- **PROMPT A**
In the Hardwick bridge scour report, which appendix holds the bridge information compiled from VTAOT files?

Level II scour analysis for Bridge 29 (HARDTH00310029) on Town Highway 31, crossing the Lamoille River, Hardwick, Vermont

This report provides the results of a detailed Level II analysis of scour potential at structure
HARDTH00310029 on town highway 31 crossing the Lamoille River, Hardwick, Vermont
(figures 1–8). A Level II study is a basic engineering analysis of the site, including a
quantitative analysis of stream stability and scour (U.S. Department of Transportation,
1993). Results of a Level I scour investigation also are included in Appendix E of this
report. A Level I investigation provides a qualitative geomorphic characterization of the
study site. Information on the bridge, gleaned from Vermont Agency of Transportation
(VTAOT) files, was compiled prior to conducting Level I and Level II analyses and is
found in Appendix D.

- **EXERCISE MATERIAL**
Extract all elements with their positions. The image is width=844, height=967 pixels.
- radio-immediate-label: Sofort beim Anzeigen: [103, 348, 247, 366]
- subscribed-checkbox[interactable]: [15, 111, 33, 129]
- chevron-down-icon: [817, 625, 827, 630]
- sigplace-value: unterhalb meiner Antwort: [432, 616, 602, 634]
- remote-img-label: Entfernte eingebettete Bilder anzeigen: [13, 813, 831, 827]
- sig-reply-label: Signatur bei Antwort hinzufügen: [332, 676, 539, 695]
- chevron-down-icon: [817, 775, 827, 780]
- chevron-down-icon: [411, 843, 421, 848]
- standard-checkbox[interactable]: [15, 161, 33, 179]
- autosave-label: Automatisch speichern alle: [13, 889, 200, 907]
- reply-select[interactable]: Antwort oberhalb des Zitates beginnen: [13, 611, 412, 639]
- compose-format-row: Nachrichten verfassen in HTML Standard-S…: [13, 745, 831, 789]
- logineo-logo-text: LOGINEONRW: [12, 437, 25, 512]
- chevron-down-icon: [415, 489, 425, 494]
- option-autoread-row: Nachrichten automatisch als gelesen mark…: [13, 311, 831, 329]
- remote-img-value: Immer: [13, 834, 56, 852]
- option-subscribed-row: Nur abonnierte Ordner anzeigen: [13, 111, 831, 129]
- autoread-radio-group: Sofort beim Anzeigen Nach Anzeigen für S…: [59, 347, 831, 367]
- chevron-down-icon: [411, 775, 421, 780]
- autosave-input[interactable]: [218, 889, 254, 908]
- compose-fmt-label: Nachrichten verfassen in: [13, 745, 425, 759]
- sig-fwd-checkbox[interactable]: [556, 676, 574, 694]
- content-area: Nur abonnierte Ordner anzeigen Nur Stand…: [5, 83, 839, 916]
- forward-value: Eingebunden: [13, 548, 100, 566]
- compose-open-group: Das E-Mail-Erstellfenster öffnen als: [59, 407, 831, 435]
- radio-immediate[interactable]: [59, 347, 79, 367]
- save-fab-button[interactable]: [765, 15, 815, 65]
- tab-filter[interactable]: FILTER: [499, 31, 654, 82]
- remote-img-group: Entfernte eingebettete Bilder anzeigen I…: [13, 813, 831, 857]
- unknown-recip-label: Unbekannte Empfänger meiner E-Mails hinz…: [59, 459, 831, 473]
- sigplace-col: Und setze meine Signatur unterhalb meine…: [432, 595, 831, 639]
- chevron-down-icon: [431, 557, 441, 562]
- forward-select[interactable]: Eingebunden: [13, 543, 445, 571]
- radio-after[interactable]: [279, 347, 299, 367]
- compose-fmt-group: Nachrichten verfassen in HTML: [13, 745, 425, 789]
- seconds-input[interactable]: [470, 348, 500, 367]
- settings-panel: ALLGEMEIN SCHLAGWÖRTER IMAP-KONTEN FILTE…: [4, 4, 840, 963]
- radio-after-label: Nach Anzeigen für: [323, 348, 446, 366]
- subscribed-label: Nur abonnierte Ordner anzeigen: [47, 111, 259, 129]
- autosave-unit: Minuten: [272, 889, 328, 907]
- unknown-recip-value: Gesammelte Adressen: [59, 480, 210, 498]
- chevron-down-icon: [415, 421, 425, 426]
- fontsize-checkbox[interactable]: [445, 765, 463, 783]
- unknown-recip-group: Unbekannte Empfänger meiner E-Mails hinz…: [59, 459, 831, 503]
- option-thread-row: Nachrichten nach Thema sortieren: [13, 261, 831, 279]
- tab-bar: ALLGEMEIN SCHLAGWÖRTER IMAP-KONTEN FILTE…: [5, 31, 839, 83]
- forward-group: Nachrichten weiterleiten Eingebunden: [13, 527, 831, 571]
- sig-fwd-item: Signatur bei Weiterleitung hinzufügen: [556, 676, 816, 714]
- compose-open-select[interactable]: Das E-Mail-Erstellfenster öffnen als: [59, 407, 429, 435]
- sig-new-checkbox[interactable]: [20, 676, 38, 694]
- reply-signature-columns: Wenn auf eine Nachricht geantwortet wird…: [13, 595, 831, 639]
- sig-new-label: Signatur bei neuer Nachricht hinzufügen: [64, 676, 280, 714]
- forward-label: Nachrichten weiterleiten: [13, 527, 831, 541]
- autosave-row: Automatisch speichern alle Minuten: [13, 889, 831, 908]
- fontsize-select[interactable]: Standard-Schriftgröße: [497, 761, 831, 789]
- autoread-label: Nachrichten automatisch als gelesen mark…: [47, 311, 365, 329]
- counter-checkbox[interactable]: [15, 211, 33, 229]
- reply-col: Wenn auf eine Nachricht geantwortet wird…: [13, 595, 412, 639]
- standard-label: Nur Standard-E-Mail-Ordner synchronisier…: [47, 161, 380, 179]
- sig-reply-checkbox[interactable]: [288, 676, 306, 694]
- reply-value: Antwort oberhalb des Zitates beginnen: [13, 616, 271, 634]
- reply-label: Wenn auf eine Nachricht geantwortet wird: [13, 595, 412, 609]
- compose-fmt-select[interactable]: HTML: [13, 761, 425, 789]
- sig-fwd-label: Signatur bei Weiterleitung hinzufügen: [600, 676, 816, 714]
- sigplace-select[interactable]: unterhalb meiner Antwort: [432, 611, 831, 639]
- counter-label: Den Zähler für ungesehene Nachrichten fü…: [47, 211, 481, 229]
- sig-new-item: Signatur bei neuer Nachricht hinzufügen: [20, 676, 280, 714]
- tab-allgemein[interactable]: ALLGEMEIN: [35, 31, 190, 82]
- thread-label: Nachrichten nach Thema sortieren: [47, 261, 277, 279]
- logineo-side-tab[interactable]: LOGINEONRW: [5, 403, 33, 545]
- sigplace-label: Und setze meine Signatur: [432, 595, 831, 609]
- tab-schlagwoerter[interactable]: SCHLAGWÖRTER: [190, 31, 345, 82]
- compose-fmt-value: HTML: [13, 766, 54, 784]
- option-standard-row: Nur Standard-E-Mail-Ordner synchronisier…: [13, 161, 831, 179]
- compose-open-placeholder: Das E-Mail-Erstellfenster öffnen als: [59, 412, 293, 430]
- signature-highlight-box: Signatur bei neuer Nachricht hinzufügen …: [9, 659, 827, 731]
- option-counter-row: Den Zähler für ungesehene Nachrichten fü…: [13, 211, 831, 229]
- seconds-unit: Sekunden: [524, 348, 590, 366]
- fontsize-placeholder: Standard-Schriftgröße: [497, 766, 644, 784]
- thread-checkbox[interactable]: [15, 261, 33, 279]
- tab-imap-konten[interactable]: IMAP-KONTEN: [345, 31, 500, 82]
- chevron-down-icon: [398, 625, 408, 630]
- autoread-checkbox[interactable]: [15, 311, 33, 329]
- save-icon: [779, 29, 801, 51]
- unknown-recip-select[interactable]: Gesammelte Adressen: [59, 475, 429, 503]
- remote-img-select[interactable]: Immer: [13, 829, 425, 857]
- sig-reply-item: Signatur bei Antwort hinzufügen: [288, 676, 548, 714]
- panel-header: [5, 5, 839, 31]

- **PROMPT B**
Copy the records word for word, from their first line through the line holding "- standard-checkbox[interactable]: [15, 161, 33, 179]", both included.

- **CORRECT OUTPUT A**
Appendix D

- **CORRECT OUTPUT B**
Extract all elements with their positions. The image is width=844, height=967 pixels.
- radio-immediate-label: Sofort beim Anzeigen: [103, 348, 247, 366]
- subscribed-checkbox[interactable]: [15, 111, 33, 129]
- chevron-down-icon: [817, 625, 827, 630]
- sigplace-value: unterhalb meiner Antwort: [432, 616, 602, 634]
- remote-img-label: Entfernte eingebettete Bilder anzeigen: [13, 813, 831, 827]
- sig-reply-label: Signatur bei Antwort hinzufügen: [332, 676, 539, 695]
- chevron-down-icon: [817, 775, 827, 780]
- chevron-down-icon: [411, 843, 421, 848]
- standard-checkbox[interactable]: [15, 161, 33, 179]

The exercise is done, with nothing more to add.